**TASK DETAILS:** Look through the lines below and extract any with the word "协助区政协主席工作".

**SUPPLIED INFORMATION:**

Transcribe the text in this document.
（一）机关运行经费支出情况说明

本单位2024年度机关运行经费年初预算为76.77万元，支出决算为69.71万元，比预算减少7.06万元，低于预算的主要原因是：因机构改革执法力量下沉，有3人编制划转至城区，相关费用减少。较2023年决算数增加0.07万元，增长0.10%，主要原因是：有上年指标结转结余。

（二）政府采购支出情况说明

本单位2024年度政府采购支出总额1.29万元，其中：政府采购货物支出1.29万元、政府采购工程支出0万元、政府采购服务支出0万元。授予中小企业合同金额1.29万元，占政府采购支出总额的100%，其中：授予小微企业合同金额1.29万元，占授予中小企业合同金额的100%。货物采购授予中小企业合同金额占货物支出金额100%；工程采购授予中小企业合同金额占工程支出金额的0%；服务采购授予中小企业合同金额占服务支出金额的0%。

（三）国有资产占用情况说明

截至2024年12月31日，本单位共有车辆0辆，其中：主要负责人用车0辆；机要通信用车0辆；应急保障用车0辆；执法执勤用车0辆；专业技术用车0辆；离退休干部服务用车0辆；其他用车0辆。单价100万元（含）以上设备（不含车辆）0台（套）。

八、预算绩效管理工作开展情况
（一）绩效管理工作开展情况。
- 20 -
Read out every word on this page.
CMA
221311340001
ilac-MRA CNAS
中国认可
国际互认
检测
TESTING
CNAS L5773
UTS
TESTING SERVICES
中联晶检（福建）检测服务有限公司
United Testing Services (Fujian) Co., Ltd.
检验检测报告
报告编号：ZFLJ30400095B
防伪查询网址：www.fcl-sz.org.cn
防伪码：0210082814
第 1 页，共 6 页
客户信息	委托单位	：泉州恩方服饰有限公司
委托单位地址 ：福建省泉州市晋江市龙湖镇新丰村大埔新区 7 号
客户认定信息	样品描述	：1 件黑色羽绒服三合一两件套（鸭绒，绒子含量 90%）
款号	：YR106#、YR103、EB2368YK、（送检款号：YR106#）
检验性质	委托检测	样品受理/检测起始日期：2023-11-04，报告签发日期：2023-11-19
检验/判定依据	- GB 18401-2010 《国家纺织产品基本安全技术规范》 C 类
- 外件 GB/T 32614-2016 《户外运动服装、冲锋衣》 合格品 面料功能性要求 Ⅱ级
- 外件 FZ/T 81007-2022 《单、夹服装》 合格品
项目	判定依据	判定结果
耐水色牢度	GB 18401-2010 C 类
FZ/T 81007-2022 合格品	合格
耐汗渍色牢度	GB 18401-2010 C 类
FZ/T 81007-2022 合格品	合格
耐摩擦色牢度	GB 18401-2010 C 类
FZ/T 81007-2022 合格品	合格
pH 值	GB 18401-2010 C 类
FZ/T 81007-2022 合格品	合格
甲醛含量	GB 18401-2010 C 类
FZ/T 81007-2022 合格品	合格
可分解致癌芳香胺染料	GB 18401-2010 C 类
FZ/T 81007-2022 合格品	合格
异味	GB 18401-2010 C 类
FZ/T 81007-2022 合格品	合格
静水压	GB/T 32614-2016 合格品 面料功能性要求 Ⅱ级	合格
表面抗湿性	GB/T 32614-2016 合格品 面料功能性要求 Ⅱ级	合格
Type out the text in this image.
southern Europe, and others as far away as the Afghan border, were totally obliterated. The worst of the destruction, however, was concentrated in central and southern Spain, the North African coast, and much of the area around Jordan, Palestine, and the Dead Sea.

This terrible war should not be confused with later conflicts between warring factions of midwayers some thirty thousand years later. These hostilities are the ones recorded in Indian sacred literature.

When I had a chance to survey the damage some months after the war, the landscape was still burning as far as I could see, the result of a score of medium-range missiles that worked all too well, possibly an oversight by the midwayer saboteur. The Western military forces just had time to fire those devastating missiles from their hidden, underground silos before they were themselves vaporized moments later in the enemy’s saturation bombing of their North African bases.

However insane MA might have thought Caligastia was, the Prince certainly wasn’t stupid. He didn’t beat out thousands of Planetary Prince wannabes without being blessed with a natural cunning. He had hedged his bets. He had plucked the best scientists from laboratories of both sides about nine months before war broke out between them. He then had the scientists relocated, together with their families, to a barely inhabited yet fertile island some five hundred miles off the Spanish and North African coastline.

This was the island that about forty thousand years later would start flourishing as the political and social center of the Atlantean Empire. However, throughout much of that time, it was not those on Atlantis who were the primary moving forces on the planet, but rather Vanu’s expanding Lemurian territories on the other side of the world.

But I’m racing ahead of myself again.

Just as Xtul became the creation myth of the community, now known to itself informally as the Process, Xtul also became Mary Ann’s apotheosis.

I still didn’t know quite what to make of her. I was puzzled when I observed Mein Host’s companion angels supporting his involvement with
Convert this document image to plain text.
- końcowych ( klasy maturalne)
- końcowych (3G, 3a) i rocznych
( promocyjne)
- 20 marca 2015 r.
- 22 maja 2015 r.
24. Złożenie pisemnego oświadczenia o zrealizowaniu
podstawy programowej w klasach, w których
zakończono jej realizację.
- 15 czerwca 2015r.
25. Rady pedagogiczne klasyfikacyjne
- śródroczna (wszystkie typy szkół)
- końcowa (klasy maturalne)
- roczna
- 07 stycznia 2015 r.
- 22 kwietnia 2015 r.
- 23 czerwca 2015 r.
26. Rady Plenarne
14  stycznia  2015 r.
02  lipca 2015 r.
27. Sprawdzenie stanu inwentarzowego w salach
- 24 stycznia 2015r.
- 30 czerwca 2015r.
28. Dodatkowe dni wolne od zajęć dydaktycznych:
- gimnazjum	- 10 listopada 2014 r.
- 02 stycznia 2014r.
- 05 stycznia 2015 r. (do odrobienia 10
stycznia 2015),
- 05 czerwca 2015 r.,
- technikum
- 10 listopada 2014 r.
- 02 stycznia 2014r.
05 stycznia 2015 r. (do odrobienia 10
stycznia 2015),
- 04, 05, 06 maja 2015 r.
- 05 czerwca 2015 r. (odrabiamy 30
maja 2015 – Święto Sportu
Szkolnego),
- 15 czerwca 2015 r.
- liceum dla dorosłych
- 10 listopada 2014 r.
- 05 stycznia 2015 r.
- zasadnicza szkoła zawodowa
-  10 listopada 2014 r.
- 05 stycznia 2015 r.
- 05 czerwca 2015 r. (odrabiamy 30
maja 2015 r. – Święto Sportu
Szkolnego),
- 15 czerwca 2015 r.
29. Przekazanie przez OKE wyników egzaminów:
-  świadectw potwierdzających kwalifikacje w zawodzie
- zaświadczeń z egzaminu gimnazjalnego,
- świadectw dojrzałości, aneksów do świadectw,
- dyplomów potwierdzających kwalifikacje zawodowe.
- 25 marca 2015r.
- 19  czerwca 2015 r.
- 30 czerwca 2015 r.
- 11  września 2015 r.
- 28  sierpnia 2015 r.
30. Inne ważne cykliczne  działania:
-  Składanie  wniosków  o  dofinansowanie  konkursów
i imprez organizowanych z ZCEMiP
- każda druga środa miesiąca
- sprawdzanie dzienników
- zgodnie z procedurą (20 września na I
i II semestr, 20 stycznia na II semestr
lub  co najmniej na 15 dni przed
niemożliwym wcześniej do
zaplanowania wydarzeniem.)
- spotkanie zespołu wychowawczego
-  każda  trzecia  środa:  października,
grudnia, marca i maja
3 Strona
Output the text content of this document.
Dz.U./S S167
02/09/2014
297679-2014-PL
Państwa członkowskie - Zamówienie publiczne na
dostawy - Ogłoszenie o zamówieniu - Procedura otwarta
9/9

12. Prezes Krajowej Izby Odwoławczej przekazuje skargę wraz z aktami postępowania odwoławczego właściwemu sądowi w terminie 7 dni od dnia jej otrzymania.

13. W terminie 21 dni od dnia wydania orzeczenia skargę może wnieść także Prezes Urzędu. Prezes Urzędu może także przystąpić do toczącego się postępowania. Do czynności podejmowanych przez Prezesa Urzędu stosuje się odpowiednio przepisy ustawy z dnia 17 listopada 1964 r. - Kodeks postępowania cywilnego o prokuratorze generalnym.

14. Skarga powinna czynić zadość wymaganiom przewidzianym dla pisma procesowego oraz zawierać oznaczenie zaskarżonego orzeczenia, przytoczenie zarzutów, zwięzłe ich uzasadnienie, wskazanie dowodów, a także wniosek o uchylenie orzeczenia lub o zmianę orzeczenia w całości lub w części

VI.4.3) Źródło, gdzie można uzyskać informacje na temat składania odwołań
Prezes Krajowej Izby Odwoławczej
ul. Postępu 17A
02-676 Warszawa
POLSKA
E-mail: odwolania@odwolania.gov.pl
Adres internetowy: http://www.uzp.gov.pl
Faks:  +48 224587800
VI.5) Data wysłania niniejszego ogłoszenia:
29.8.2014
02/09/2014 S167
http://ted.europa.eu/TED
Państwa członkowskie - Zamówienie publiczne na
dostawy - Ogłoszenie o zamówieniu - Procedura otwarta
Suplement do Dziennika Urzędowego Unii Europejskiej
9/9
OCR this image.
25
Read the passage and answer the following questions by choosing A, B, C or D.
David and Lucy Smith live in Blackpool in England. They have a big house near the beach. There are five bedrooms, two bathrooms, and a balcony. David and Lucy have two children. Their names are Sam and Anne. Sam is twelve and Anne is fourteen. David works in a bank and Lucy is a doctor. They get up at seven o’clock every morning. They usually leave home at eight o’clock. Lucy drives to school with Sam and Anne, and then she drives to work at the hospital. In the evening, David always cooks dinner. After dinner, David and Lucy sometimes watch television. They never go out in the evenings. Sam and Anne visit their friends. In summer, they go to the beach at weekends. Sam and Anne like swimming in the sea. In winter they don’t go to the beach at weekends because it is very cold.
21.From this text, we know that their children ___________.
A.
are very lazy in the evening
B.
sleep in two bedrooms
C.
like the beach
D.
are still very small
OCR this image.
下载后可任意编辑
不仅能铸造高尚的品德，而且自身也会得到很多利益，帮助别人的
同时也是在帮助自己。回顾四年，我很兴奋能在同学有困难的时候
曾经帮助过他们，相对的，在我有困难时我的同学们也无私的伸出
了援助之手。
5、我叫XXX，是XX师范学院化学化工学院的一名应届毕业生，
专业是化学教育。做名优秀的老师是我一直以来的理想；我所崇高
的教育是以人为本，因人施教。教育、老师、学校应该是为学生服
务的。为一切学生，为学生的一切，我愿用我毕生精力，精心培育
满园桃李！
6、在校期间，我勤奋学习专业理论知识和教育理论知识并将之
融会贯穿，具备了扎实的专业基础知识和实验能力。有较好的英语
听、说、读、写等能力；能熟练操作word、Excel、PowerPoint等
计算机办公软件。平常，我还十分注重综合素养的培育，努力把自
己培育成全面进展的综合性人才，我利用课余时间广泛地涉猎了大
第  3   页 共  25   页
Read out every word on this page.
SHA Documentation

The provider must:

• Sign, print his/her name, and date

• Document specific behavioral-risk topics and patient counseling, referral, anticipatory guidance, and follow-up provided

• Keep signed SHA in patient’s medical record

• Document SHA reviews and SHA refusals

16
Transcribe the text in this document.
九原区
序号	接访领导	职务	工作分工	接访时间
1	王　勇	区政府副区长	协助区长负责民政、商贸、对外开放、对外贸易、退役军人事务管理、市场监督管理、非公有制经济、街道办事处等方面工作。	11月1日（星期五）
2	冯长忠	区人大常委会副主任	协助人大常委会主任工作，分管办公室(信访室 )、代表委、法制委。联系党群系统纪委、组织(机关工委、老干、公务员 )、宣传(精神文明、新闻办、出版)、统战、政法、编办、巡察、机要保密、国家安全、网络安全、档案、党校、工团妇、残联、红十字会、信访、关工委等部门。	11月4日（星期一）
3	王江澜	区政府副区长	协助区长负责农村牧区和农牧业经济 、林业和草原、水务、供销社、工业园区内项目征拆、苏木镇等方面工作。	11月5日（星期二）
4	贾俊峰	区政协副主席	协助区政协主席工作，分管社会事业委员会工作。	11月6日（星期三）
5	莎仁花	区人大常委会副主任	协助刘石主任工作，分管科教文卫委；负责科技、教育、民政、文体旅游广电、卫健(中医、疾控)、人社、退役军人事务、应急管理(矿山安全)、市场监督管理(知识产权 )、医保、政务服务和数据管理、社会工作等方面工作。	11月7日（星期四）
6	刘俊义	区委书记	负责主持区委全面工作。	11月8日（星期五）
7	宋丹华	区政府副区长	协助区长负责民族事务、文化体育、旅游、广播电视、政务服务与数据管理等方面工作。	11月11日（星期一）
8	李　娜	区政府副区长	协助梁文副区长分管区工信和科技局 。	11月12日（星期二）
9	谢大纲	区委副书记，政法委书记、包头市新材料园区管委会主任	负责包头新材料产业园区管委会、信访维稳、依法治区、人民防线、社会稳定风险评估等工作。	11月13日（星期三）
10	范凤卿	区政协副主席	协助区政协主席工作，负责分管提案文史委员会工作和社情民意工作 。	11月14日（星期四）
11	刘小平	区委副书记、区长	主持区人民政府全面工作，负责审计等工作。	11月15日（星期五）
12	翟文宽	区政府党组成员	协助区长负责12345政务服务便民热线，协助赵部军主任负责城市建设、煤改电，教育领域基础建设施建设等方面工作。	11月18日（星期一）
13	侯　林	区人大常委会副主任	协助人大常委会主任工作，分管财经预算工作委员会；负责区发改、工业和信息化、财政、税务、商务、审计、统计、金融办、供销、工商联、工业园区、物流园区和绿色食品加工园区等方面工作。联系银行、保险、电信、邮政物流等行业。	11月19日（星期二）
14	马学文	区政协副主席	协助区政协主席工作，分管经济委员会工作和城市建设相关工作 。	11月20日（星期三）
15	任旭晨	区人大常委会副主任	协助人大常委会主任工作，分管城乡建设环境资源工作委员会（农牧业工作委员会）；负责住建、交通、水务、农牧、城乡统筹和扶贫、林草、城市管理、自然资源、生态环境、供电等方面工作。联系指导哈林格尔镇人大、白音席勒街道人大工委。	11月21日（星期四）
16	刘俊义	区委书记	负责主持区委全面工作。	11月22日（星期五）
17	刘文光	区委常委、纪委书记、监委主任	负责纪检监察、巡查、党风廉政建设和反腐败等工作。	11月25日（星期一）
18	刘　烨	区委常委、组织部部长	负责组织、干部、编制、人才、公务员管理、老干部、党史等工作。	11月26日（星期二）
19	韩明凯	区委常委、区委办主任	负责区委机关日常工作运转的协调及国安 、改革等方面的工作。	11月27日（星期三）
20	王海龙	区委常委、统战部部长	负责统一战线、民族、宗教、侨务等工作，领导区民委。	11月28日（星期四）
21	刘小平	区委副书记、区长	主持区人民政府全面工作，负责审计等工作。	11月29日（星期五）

**FULL ANSWER:**
4	贾俊峰	区政协副主席	协助区政协主席工作，分管社会事业委员会工作。	11月6日（星期三）
10	范凤卿	区政协副主席	协助区政协主席工作，负责分管提案文史委员会工作和社情民意工作 。	11月14日（星期四）
14	马学文	区政协副主席	协助区政协主席工作，分管经济委员会工作和城市建设相关工作 。	11月20日（星期三）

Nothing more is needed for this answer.